REQUEST A:
Name every person who appears in the mailing list thread.
REQUEST B:
Rewrite the mailing list thread starting at "2016-03-27 Thread David" and ending at "treated as text.", with "rendering" changed to "display".
REQUEST C:
In the mailing list thread, on what data did Mark Walters run his test of the series?

Re: [PATCH v1 0/3] Improve the acquisition of text parts.

2016-03-27 Thread David Bremner
David Edmondson  writes:

> Improve the acquisition of text parts.
>
> This affects the new "reply" behaviour and the rendering of
> application/octet-stream parts that are treated as text.
>

pushed.

d
___
notmuch mailing list
notmuch@notmuchmail.org
https://notmuchmail.org/mailman/listinfo/notmuch


Re: [PATCH v1 0/3] Improve the acquisition of text parts.

2016-03-26 Thread Mark Walters

Hi

Sorry this email ended up rather long:

Summary: I have run a test (see below) on all of the lkml part of the
performance-corpus, and all the changes look expected. So this series
looks good to me.

First note how we do the bodypart-insertion: for a mime type of
text/plain we first try the text/plain handler, then a text/* handler,
and finally a */* handler until one succeeds. Before this series, when
the part is application/octet-stream but is detected as text/plain, 
text/plain handler fails with a "bodypart insertion error" because
notmuch-get-bodypart-text fails can't get the text (because it's not
officially text). Thus we fall back on the */* handler and that inserts
the part.

RECORDED INFORMATION:
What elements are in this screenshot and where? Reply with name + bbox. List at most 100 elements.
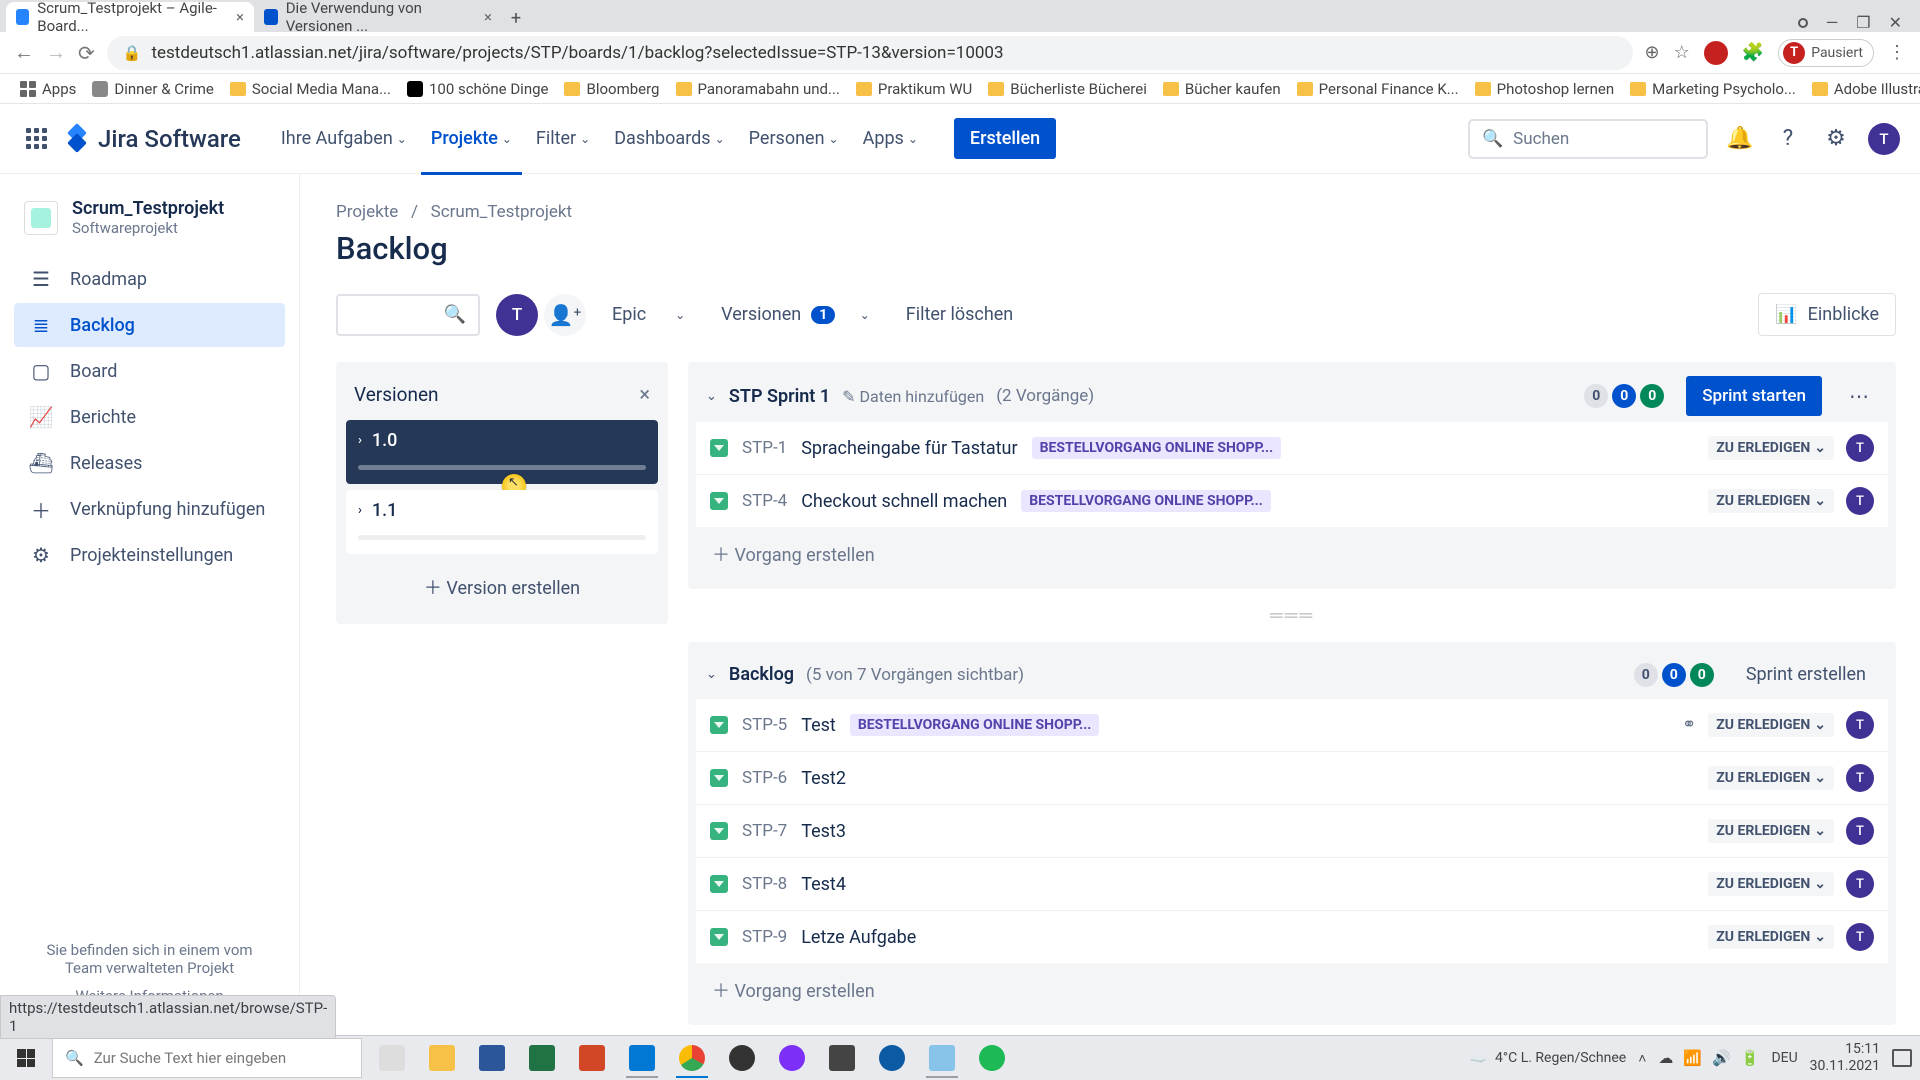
status-dropdown[interactable]: ZU ERLEDIGEN ⌄	[1708, 925, 1834, 949]
zoom-icon[interactable]: ⊕	[1645, 42, 1660, 63]
sidebar-item-add-link[interactable]: ＋Verknüpfung hinzufügen	[14, 487, 285, 531]
status-dropdown[interactable]: ZU ERLEDIGEN ⌄	[1708, 436, 1834, 460]
epic-label[interactable]: BESTELLVORGANG ONLINE SHOPP...	[1021, 490, 1271, 512]
bookmark[interactable]: Bücher kaufen	[1157, 76, 1287, 102]
battery-icon[interactable]: 🔋	[1741, 1049, 1760, 1067]
back-icon[interactable]: ←	[14, 40, 34, 65]
assignee-avatar[interactable]: T	[1846, 817, 1874, 845]
start-button[interactable]	[2, 1038, 50, 1078]
close-icon[interactable]: ×	[236, 8, 244, 26]
status-dropdown[interactable]: ZU ERLEDIGEN ⌄	[1708, 489, 1834, 513]
search-input[interactable]: 🔍 Suchen	[1468, 119, 1708, 159]
notifications-icon[interactable]	[1892, 1049, 1912, 1067]
chevron-down-icon[interactable]: ⌄	[706, 389, 717, 404]
create-issue-button[interactable]: ＋ Vorgang erstellen	[696, 527, 1888, 581]
reload-icon[interactable]: ⟳	[78, 41, 95, 65]
add-dates-button[interactable]: ✎ Daten hinzufügen	[842, 387, 984, 406]
backlog-search[interactable]: 🔍	[336, 294, 480, 336]
assignee-avatar[interactable]: T	[1846, 434, 1874, 462]
chevron-down-icon[interactable]: ⌄	[706, 667, 717, 682]
sidebar-item-releases[interactable]: ⛴Releases	[14, 441, 285, 485]
clear-filter-button[interactable]: Filter löschen	[896, 296, 1023, 333]
bookmark[interactable]: Marketing Psycholo...	[1624, 76, 1802, 102]
language-indicator[interactable]: DEU	[1771, 1050, 1797, 1066]
bookmark[interactable]: 100 schöne Dinge	[401, 76, 555, 102]
nav-dashboards[interactable]: Dashboards⌄	[604, 120, 734, 157]
profile-avatar[interactable]: T	[1868, 123, 1900, 155]
file-explorer-icon[interactable]	[418, 1038, 466, 1078]
create-button[interactable]: Erstellen	[954, 118, 1056, 159]
excel-icon[interactable]	[518, 1038, 566, 1078]
obs-icon[interactable]	[718, 1038, 766, 1078]
breadcrumb-project[interactable]: Scrum_Testprojekt	[431, 202, 572, 222]
start-sprint-button[interactable]: Sprint starten	[1686, 376, 1822, 416]
minimize-icon[interactable]: —	[1826, 13, 1839, 32]
maximize-icon[interactable]: ❐	[1856, 13, 1870, 32]
bookmark[interactable]: Bloomberg	[558, 76, 665, 102]
clock[interactable]: 15:11 30.11.2021	[1810, 1041, 1880, 1075]
new-tab-button[interactable]: +	[502, 4, 530, 32]
bookmark[interactable]: Social Media Mana...	[224, 76, 397, 102]
chrome-icon[interactable]	[668, 1038, 716, 1078]
status-dropdown[interactable]: ZU ERLEDIGEN ⌄	[1708, 766, 1834, 790]
onedrive-icon[interactable]: ☁	[1658, 1049, 1673, 1067]
sidebar-item-reports[interactable]: 📈Berichte	[14, 395, 285, 439]
extension-icon[interactable]	[1704, 41, 1728, 65]
help-icon[interactable]: ?	[1772, 123, 1804, 155]
status-dropdown[interactable]: ZU ERLEDIGEN ⌄	[1708, 819, 1834, 843]
notifications-icon[interactable]: 🔔	[1724, 123, 1756, 155]
issue-row[interactable]: STP-8 Test4 ZU ERLEDIGEN ⌄ T	[696, 857, 1888, 910]
settings-icon[interactable]: ⚙	[1820, 123, 1852, 155]
issue-row[interactable]: STP-1 Spracheingabe für Tastatur BESTELL…	[696, 422, 1888, 474]
add-people-icon[interactable]: 👤⁺	[544, 294, 586, 336]
app-icon[interactable]	[768, 1038, 816, 1078]
assignee-avatar[interactable]: T	[1846, 487, 1874, 515]
app-icon[interactable]	[818, 1038, 866, 1078]
issue-row[interactable]: STP-7 Test3 ZU ERLEDIGEN ⌄ T	[696, 804, 1888, 857]
version-card[interactable]: › 1.1	[346, 490, 658, 554]
nav-projects[interactable]: Projekte⌄	[421, 120, 522, 157]
bookmark[interactable]: Photoshop lernen	[1469, 76, 1621, 102]
sprint-title[interactable]: STP Sprint 1	[729, 386, 830, 407]
bookmark[interactable]: Personal Finance K...	[1291, 76, 1465, 102]
issue-row[interactable]: STP-6 Test2 ZU ERLEDIGEN ⌄ T	[696, 751, 1888, 804]
assignee-avatar[interactable]: T	[1846, 711, 1874, 739]
sidebar-item-backlog[interactable]: ≣Backlog	[14, 303, 285, 347]
create-sprint-button[interactable]: Sprint erstellen	[1734, 656, 1878, 693]
close-icon[interactable]: ×	[639, 382, 650, 406]
tray-chevron-icon[interactable]: ˄	[1638, 1050, 1646, 1067]
breadcrumb-projects[interactable]: Projekte	[336, 202, 398, 222]
wifi-icon[interactable]: 📶	[1683, 1049, 1702, 1067]
epic-dropdown[interactable]: Epic ⌄	[602, 296, 695, 333]
bookmark-star-icon[interactable]: ☆	[1674, 42, 1690, 63]
bookmark[interactable]: Bücherliste Bücherei	[982, 76, 1153, 102]
bookmark[interactable]: Dinner & Crime	[86, 76, 219, 102]
notepad-icon[interactable]	[918, 1038, 966, 1078]
task-view-icon[interactable]	[368, 1038, 416, 1078]
account-icon[interactable]	[1798, 18, 1808, 28]
more-icon[interactable]: ⋯	[1840, 377, 1878, 415]
url-field[interactable]: 🔒 testdeutsch1.atlassian.net/jira/softwa…	[107, 36, 1633, 70]
project-header[interactable]: Scrum_Testprojekt Softwareprojekt	[10, 198, 289, 257]
profile-paused[interactable]: T Pausiert	[1778, 39, 1874, 67]
nav-people[interactable]: Personen⌄	[739, 120, 849, 157]
version-card-active[interactable]: › 1.0	[346, 420, 658, 484]
word-icon[interactable]	[468, 1038, 516, 1078]
menu-icon[interactable]: ⋮	[1888, 42, 1906, 63]
edge-icon[interactable]	[868, 1038, 916, 1078]
bookmark[interactable]: Panoramabahn und...	[670, 76, 846, 102]
nav-filters[interactable]: Filter⌄	[526, 120, 600, 157]
jira-logo[interactable]: Jira Software	[64, 125, 241, 153]
issue-row[interactable]: STP-5 Test BESTELLVORGANG ONLINE SHOPP..…	[696, 699, 1888, 751]
sidebar-item-roadmap[interactable]: ☰Roadmap	[14, 257, 285, 301]
weather-widget[interactable]: ☁️ 4°C L. Regen/Schnee	[1470, 1050, 1627, 1066]
assignee-avatar[interactable]: T	[1846, 923, 1874, 951]
nav-your-work[interactable]: Ihre Aufgaben⌄	[271, 120, 417, 157]
link-icon[interactable]: ⚭	[1682, 715, 1696, 735]
close-icon[interactable]: ×	[484, 8, 492, 26]
app-switcher-icon[interactable]	[20, 123, 52, 155]
volume-icon[interactable]: 🔊	[1712, 1049, 1731, 1067]
sidebar-item-settings[interactable]: ⚙Projekteinstellungen	[14, 533, 285, 577]
resize-handle[interactable]: ═══	[688, 597, 1896, 634]
epic-label[interactable]: BESTELLVORGANG ONLINE SHOPP...	[1032, 437, 1282, 459]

TASK SOLUTION A:
David Bremner, David Edmondson, Mark Walters

TASK SOLUTION B:
2016-03-27 Thread David Bremner
David Edmondson  writes:

> Improve the acquisition of text parts.
>
> This affects the new "reply" behaviour and the display of
> application/octet-stream parts that are treated as text.

TASK SOLUTION C:
All of the lkml part of the performance-corpus.